▼▼▼

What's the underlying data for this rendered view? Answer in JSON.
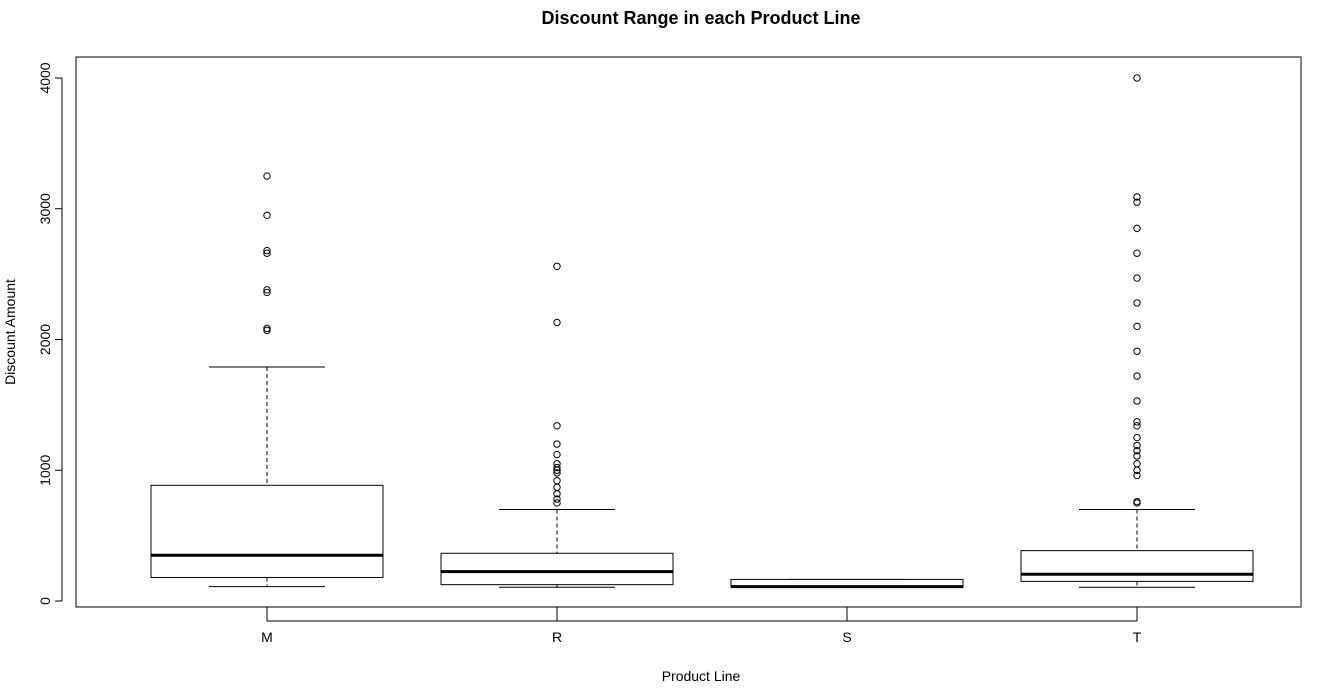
{
  "chart_data": {
    "type": "boxplot",
    "title": "Discount Range in each Product Line",
    "xlabel": "Product Line",
    "ylabel": "Discount Amount",
    "ylim": [
      -50,
      4150
    ],
    "yticks": [
      0,
      1000,
      2000,
      3000,
      4000
    ],
    "grid": false,
    "categories": [
      "M",
      "R",
      "S",
      "T"
    ],
    "boxes": [
      {
        "category": "M",
        "whisker_low": 110,
        "q1": 180,
        "median": 350,
        "q3": 885,
        "whisker_high": 1790,
        "outliers": [
          2070,
          2085,
          2360,
          2380,
          2660,
          2680,
          2950,
          3250
        ]
      },
      {
        "category": "R",
        "whisker_low": 105,
        "q1": 125,
        "median": 225,
        "q3": 365,
        "whisker_high": 700,
        "outliers": [
          750,
          780,
          820,
          870,
          920,
          980,
          1000,
          1020,
          1050,
          1120,
          1200,
          1340,
          2130,
          2560
        ]
      },
      {
        "category": "S",
        "whisker_low": 105,
        "q1": 105,
        "median": 110,
        "q3": 165,
        "whisker_high": 165,
        "outliers": []
      },
      {
        "category": "T",
        "whisker_low": 105,
        "q1": 150,
        "median": 205,
        "q3": 385,
        "whisker_high": 700,
        "outliers": [
          750,
          760,
          960,
          1000,
          1050,
          1110,
          1150,
          1190,
          1250,
          1340,
          1370,
          1530,
          1720,
          1910,
          2100,
          2280,
          2470,
          2660,
          2850,
          3050,
          3090,
          4000
        ]
      }
    ]
  }
}
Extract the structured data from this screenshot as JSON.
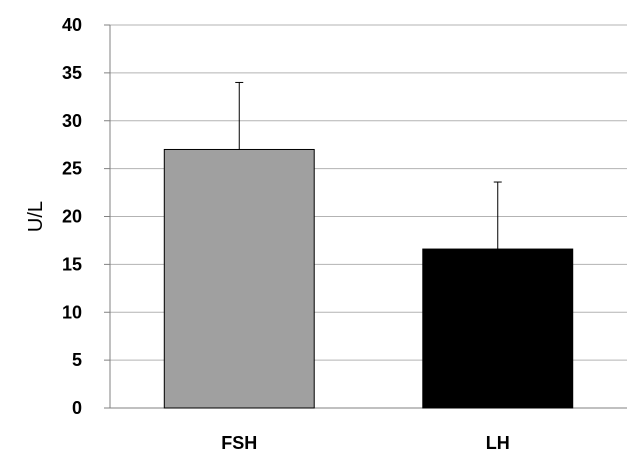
{
  "chart_data": {
    "type": "bar",
    "categories": [
      "FSH",
      "LH"
    ],
    "values": [
      27,
      16.6
    ],
    "error_upper": [
      34,
      23.6
    ],
    "xlabel": "",
    "ylabel": "U/L",
    "ylim": [
      0,
      40
    ],
    "yticks": [
      0,
      5,
      10,
      15,
      20,
      25,
      30,
      35,
      40
    ],
    "grid": true,
    "legend": "none",
    "colors": {
      "bars": [
        "#a0a0a0",
        "#000000"
      ],
      "bar_edge": "#000000",
      "grid": "#b3b3b3",
      "axis": "#808080",
      "error_bar": "#000000"
    }
  }
}
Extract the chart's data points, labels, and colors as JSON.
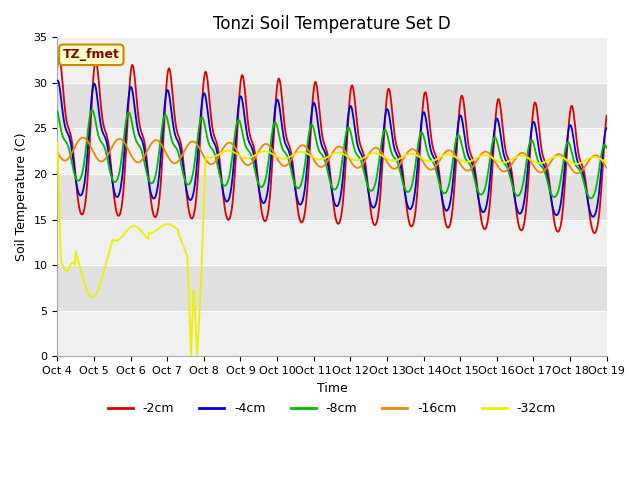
{
  "title": "Tonzi Soil Temperature Set D",
  "xlabel": "Time",
  "ylabel": "Soil Temperature (C)",
  "ylim": [
    0,
    35
  ],
  "xlim": [
    0,
    15
  ],
  "x_tick_labels": [
    "Oct 4",
    "Oct 5",
    "Oct 6",
    "Oct 7",
    "Oct 8",
    "Oct 9",
    "Oct 10",
    "Oct 11",
    "Oct 12",
    "Oct 13",
    "Oct 14",
    "Oct 15",
    "Oct 16",
    "Oct 17",
    "Oct 18",
    "Oct 19"
  ],
  "colors": {
    "-2cm": "#dd0000",
    "-4cm": "#0000dd",
    "-8cm": "#00bb00",
    "-16cm": "#ee8800",
    "-32cm": "#eeee00"
  },
  "annotation_label": "TZ_fmet",
  "annotation_bg": "#ffffcc",
  "annotation_border": "#cc8800",
  "background_color": "#ffffff",
  "title_fontsize": 12,
  "label_fontsize": 9,
  "tick_fontsize": 8,
  "band_light": "#f0f0f0",
  "band_dark": "#e0e0e0"
}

▲▲▲

Reproduce the full material exactly, excluding the pictures.

What's the underlying data for this rendered view? Answer in JSON.
{
  "chart_data": {
    "type": "boxplot",
    "title": "Discount Range in each Product Line",
    "xlabel": "Product Line",
    "ylabel": "Discount Amount",
    "ylim": [
      -50,
      4150
    ],
    "yticks": [
      0,
      1000,
      2000,
      3000,
      4000
    ],
    "grid": false,
    "categories": [
      "M",
      "R",
      "S",
      "T"
    ],
    "boxes": [
      {
        "category": "M",
        "whisker_low": 110,
        "q1": 180,
        "median": 350,
        "q3": 885,
        "whisker_high": 1790,
        "outliers": [
          2070,
          2085,
          2360,
          2380,
          2660,
          2680,
          2950,
          3250
        ]
      },
      {
        "category": "R",
        "whisker_low": 105,
        "q1": 125,
        "median": 225,
        "q3": 365,
        "whisker_high": 700,
        "outliers": [
          750,
          780,
          820,
          870,
          920,
          980,
          1000,
          1020,
          1050,
          1120,
          1200,
          1340,
          2130,
          2560
        ]
      },
      {
        "category": "S",
        "whisker_low": 105,
        "q1": 105,
        "median": 110,
        "q3": 165,
        "whisker_high": 165,
        "outliers": []
      },
      {
        "category": "T",
        "whisker_low": 105,
        "q1": 150,
        "median": 205,
        "q3": 385,
        "whisker_high": 700,
        "outliers": [
          750,
          760,
          960,
          1000,
          1050,
          1110,
          1150,
          1190,
          1250,
          1340,
          1370,
          1530,
          1720,
          1910,
          2100,
          2280,
          2470,
          2660,
          2850,
          3050,
          3090,
          4000
        ]
      }
    ]
  }
}
Extract the structured data from this screenshot as JSON.
{
  "chart_data": {
    "type": "bar",
    "categories": [
      "FSH",
      "LH"
    ],
    "values": [
      27,
      16.6
    ],
    "error_upper": [
      34,
      23.6
    ],
    "xlabel": "",
    "ylabel": "U/L",
    "ylim": [
      0,
      40
    ],
    "yticks": [
      0,
      5,
      10,
      15,
      20,
      25,
      30,
      35,
      40
    ],
    "grid": true,
    "legend": "none",
    "colors": {
      "bars": [
        "#a0a0a0",
        "#000000"
      ],
      "bar_edge": "#000000",
      "grid": "#b3b3b3",
      "axis": "#808080",
      "error_bar": "#000000"
    }
  }
}
Extract the chart's data points, labels, and colors as JSON.
{
  "title": "Tonzi Soil Temperature Set D",
  "xlabel": "Time",
  "ylabel": "Soil Temperature (C)",
  "ylim": [
    0,
    35
  ],
  "xlim": [
    0,
    15
  ],
  "x_tick_labels": [
    "Oct 4",
    "Oct 5",
    "Oct 6",
    "Oct 7",
    "Oct 8",
    "Oct 9",
    "Oct 10",
    "Oct 11",
    "Oct 12",
    "Oct 13",
    "Oct 14",
    "Oct 15",
    "Oct 16",
    "Oct 17",
    "Oct 18",
    "Oct 19"
  ],
  "colors": {
    "-2cm": "#dd0000",
    "-4cm": "#0000dd",
    "-8cm": "#00bb00",
    "-16cm": "#ee8800",
    "-32cm": "#eeee00"
  },
  "annotation_label": "TZ_fmet",
  "annotation_bg": "#ffffcc",
  "annotation_border": "#cc8800",
  "background_color": "#ffffff",
  "title_fontsize": 12,
  "label_fontsize": 9,
  "tick_fontsize": 8,
  "band_light": "#f0f0f0",
  "band_dark": "#e0e0e0"
}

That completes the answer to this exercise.